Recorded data

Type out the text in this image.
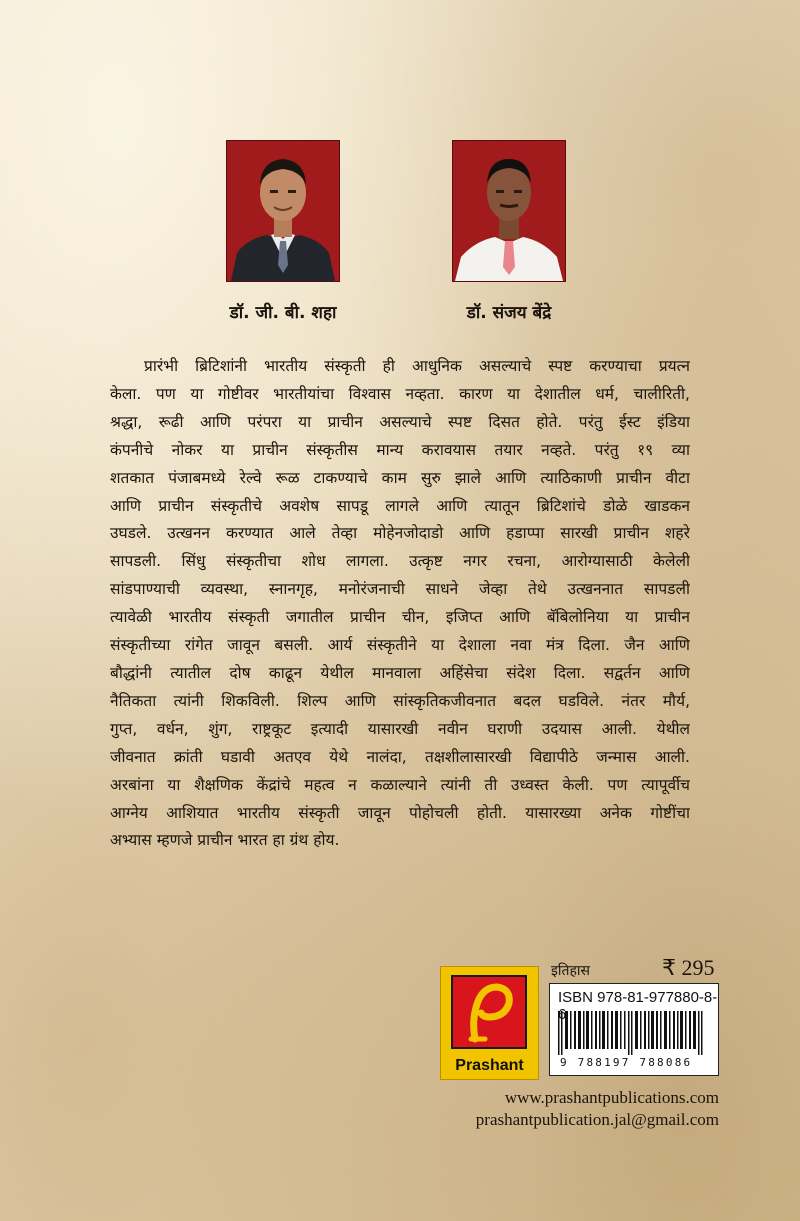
डॉ. जी. बी. शहा	डॉ. संजय बेंद्रे
प्रारंभी ब्रिटिशांनी भारतीय संस्कृती ही आधुनिक असल्याचे स्पष्ट करण्याचा प्रयत्न
केला. पण या गोष्टीवर भारतीयांचा विश्वास नव्हता. कारण या देशातील धर्म, चालीरिती,
श्रद्धा, रूढी आणि परंपरा या प्राचीन असल्याचे स्पष्ट दिसत होते. परंतु ईस्ट इंडिया
कंपनीचे नोकर या प्राचीन संस्कृतीस मान्य करावयास तयार नव्हते. परंतु १९ व्या
शतकात पंजाबमध्ये रेल्वे रूळ टाकण्याचे काम सुरु झाले आणि त्याठिकाणी प्राचीन वीटा
आणि प्राचीन संस्कृतीचे अवशेष सापडू लागले आणि त्यातून ब्रिटिशांचे डोळे खाडकन
उघडले. उत्खनन करण्यात आले तेव्हा मोहेनजोदाडो आणि हडाप्पा सारखी प्राचीन शहरे
सापडली. सिंधु संस्कृतीचा शोध लागला. उत्कृष्ट नगर रचना, आरोग्यासाठी केलेली
सांडपाण्याची व्यवस्था, स्नानगृह, मनोरंजनाची साधने जेव्हा तेथे उत्खननात सापडली
त्यावेळी भारतीय संस्कृती जगातील प्राचीन चीन, इजिप्त आणि बॅबिलोनिया या प्राचीन
संस्कृतीच्या रांगेत जावून बसली. आर्य संस्कृतीने या देशाला नवा मंत्र दिला. जैन आणि
बौद्धांनी त्यातील दोष काढून येथील मानवाला अहिंसेचा संदेश दिला. सद्वर्तन आणि
नैतिकता त्यांनी शिकविली. शिल्प आणि सांस्कृतिकजीवनात बदल घडविले. नंतर मौर्य,
गुप्त, वर्धन, शुंग, राष्ट्रकूट इत्यादी यासारखी नवीन घराणी उदयास आली. येथील
जीवनात क्रांती घडावी अतएव येथे नालंदा, तक्षशीलासारखी विद्यापीठे जन्मास आली.
अरबांना या शैक्षणिक केंद्रांचे महत्व न कळाल्याने त्यांनी ती उध्वस्त केली. पण त्यापूर्वीच
आग्नेय आशियात भारतीय संस्कृती जावून पोहोचली होती. यासारख्या अनेक गोष्टींचा
अभ्यास म्हणजे प्राचीन भारत हा ग्रंथ होय.
Prashant
इतिहास	₹ 295
ISBN 978-81-977880-8-
9 788197 788086
www.prashantpublications.com
prashantpublication.jal@gmail.com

### What this task involves
Repeat all of the entries word for word, but omit the pictures.

### Task output
Type out the text in this image.
डॉ. जी. बी. शहा	डॉ. संजय बेंद्रे
प्रारंभी ब्रिटिशांनी भारतीय संस्कृती ही आधुनिक असल्याचे स्पष्ट करण्याचा प्रयत्न
केला. पण या गोष्टीवर भारतीयांचा विश्वास नव्हता. कारण या देशातील धर्म, चालीरिती,
श्रद्धा, रूढी आणि परंपरा या प्राचीन असल्याचे स्पष्ट दिसत होते. परंतु ईस्ट इंडिया
कंपनीचे नोकर या प्राचीन संस्कृतीस मान्य करावयास तयार नव्हते. परंतु १९ व्या
शतकात पंजाबमध्ये रेल्वे रूळ टाकण्याचे काम सुरु झाले आणि त्याठिकाणी प्राचीन वीटा
आणि प्राचीन संस्कृतीचे अवशेष सापडू लागले आणि त्यातून ब्रिटिशांचे डोळे खाडकन
उघडले. उत्खनन करण्यात आले तेव्हा मोहेनजोदाडो आणि हडाप्पा सारखी प्राचीन शहरे
सापडली. सिंधु संस्कृतीचा शोध लागला. उत्कृष्ट नगर रचना, आरोग्यासाठी केलेली
सांडपाण्याची व्यवस्था, स्नानगृह, मनोरंजनाची साधने जेव्हा तेथे उत्खननात सापडली
त्यावेळी भारतीय संस्कृती जगातील प्राचीन चीन, इजिप्त आणि बॅबिलोनिया या प्राचीन
संस्कृतीच्या रांगेत जावून बसली. आर्य संस्कृतीने या देशाला नवा मंत्र दिला. जैन आणि
बौद्धांनी त्यातील दोष काढून येथील मानवाला अहिंसेचा संदेश दिला. सद्वर्तन आणि
नैतिकता त्यांनी शिकविली. शिल्प आणि सांस्कृतिकजीवनात बदल घडविले. नंतर मौर्य,
गुप्त, वर्धन, शुंग, राष्ट्रकूट इत्यादी यासारखी नवीन घराणी उदयास आली. येथील
जीवनात क्रांती घडावी अतएव येथे नालंदा, तक्षशीलासारखी विद्यापीठे जन्मास आली.
अरबांना या शैक्षणिक केंद्रांचे महत्व न कळाल्याने त्यांनी ती उध्वस्त केली. पण त्यापूर्वीच
आग्नेय आशियात भारतीय संस्कृती जावून पोहोचली होती. यासारख्या अनेक गोष्टींचा
अभ्यास म्हणजे प्राचीन भारत हा ग्रंथ होय.
Prashant
इतिहास	₹ 295
ISBN 978-81-977880-8-
9 788197 788086
www.prashantpublications.com
prashantpublication.jal@gmail.com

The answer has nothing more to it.